▸ **Input data**:
(begin)

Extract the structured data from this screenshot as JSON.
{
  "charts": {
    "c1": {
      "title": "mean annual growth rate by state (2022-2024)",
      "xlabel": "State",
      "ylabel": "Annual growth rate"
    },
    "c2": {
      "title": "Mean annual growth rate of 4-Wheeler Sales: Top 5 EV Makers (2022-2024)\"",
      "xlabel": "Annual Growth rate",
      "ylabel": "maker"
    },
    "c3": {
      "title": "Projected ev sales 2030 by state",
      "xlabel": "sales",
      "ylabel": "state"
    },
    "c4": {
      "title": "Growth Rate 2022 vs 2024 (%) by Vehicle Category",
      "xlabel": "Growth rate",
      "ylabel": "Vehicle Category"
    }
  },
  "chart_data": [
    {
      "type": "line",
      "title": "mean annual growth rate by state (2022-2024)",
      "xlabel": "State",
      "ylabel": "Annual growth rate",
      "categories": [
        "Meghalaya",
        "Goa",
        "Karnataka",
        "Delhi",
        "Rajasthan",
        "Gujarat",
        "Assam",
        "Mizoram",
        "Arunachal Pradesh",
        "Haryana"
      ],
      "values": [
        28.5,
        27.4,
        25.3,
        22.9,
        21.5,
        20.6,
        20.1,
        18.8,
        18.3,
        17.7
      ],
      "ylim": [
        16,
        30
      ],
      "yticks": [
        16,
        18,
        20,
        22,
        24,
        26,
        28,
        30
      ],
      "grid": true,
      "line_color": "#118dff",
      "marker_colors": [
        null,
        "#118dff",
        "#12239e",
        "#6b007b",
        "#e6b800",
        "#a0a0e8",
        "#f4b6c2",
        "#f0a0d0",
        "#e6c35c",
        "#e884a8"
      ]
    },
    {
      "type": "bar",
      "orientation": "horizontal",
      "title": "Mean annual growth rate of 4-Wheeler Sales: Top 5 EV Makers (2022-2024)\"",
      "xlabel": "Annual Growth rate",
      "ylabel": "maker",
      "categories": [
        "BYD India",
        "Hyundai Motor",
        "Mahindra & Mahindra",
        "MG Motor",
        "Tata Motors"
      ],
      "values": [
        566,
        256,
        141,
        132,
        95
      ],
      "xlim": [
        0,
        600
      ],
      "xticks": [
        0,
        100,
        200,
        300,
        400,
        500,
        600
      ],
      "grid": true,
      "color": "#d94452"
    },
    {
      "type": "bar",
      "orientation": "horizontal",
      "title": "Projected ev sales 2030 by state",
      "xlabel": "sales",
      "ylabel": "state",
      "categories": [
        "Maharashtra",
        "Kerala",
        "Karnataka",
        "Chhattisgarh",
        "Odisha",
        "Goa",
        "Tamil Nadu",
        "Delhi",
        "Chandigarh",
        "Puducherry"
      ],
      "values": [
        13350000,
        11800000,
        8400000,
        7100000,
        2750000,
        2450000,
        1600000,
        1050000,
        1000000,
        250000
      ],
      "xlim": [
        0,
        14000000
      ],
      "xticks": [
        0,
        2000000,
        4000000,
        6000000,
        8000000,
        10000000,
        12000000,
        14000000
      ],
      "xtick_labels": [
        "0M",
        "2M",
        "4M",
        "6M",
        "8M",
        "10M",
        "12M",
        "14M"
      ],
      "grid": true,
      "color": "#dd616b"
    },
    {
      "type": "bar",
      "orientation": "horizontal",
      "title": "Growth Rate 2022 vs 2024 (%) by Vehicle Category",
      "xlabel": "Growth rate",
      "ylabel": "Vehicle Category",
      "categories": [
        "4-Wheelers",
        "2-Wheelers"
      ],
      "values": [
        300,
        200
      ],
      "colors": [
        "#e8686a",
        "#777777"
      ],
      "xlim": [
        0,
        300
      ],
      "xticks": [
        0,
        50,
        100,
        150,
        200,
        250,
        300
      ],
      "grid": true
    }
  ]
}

(end)

▸ **Request**: Your task is to extract all of the records exactly.

▸ **Exercise answer**:
Extract the structured data from this screenshot as JSON.
{
  "charts": {
    "c1": {
      "title": "mean annual growth rate by state (2022-2024)",
      "xlabel": "State",
      "ylabel": "Annual growth rate"
    },
    "c2": {
      "title": "Mean annual growth rate of 4-Wheeler Sales: Top 5 EV Makers (2022-2024)\"",
      "xlabel": "Annual Growth rate",
      "ylabel": "maker"
    },
    "c3": {
      "title": "Projected ev sales 2030 by state",
      "xlabel": "sales",
      "ylabel": "state"
    },
    "c4": {
      "title": "Growth Rate 2022 vs 2024 (%) by Vehicle Category",
      "xlabel": "Growth rate",
      "ylabel": "Vehicle Category"
    }
  },
  "chart_data": [
    {
      "type": "line",
      "title": "mean annual growth rate by state (2022-2024)",
      "xlabel": "State",
      "ylabel": "Annual growth rate",
      "categories": [
        "Meghalaya",
        "Goa",
        "Karnataka",
        "Delhi",
        "Rajasthan",
        "Gujarat",
        "Assam",
        "Mizoram",
        "Arunachal Pradesh",
        "Haryana"
      ],
      "values": [
        28.5,
        27.4,
        25.3,
        22.9,
        21.5,
        20.6,
        20.1,
        18.8,
        18.3,
        17.7
      ],
      "ylim": [
        16,
        30
      ],
      "yticks": [
        16,
        18,
        20,
        22,
        24,
        26,
        28,
        30
      ],
      "grid": true,
      "line_color": "#118dff",
      "marker_colors": [
        null,
        "#118dff",
        "#12239e",
        "#6b007b",
        "#e6b800",
        "#a0a0e8",
        "#f4b6c2",
        "#f0a0d0",
        "#e6c35c",
        "#e884a8"
      ]
    },
    {
      "type": "bar",
      "orientation": "horizontal",
      "title": "Mean annual growth rate of 4-Wheeler Sales: Top 5 EV Makers (2022-2024)\"",
      "xlabel": "Annual Growth rate",
      "ylabel": "maker",
      "categories": [
        "BYD India",
        "Hyundai Motor",
        "Mahindra & Mahindra",
        "MG Motor",
        "Tata Motors"
      ],
      "values": [
        566,
        256,
        141,
        132,
        95
      ],
      "xlim": [
        0,
        600
      ],
      "xticks": [
        0,
        100,
        200,
        300,
        400,
        500,
        600
      ],
      "grid": true,
      "color": "#d94452"
    },
    {
      "type": "bar",
      "orientation": "horizontal",
      "title": "Projected ev sales 2030 by state",
      "xlabel": "sales",
      "ylabel": "state",
      "categories": [
        "Maharashtra",
        "Kerala",
        "Karnataka",
        "Chhattisgarh",
        "Odisha",
        "Goa",
        "Tamil Nadu",
        "Delhi",
        "Chandigarh",
        "Puducherry"
      ],
      "values": [
        13350000,
        11800000,
        8400000,
        7100000,
        2750000,
        2450000,
        1600000,
        1050000,
        1000000,
        250000
      ],
      "xlim": [
        0,
        14000000
      ],
      "xticks": [
        0,
        2000000,
        4000000,
        6000000,
        8000000,
        10000000,
        12000000,
        14000000
      ],
      "xtick_labels": [
        "0M",
        "2M",
        "4M",
        "6M",
        "8M",
        "10M",
        "12M",
        "14M"
      ],
      "grid": true,
      "color": "#dd616b"
    },
    {
      "type": "bar",
      "orientation": "horizontal",
      "title": "Growth Rate 2022 vs 2024 (%) by Vehicle Category",
      "xlabel": "Growth rate",
      "ylabel": "Vehicle Category",
      "categories": [
        "4-Wheelers",
        "2-Wheelers"
      ],
      "values": [
        300,
        200
      ],
      "colors": [
        "#e8686a",
        "#777777"
      ],
      "xlim": [
        0,
        300
      ],
      "xticks": [
        0,
        50,
        100,
        150,
        200,
        250,
        300
      ],
      "grid": true
    }
  ]
}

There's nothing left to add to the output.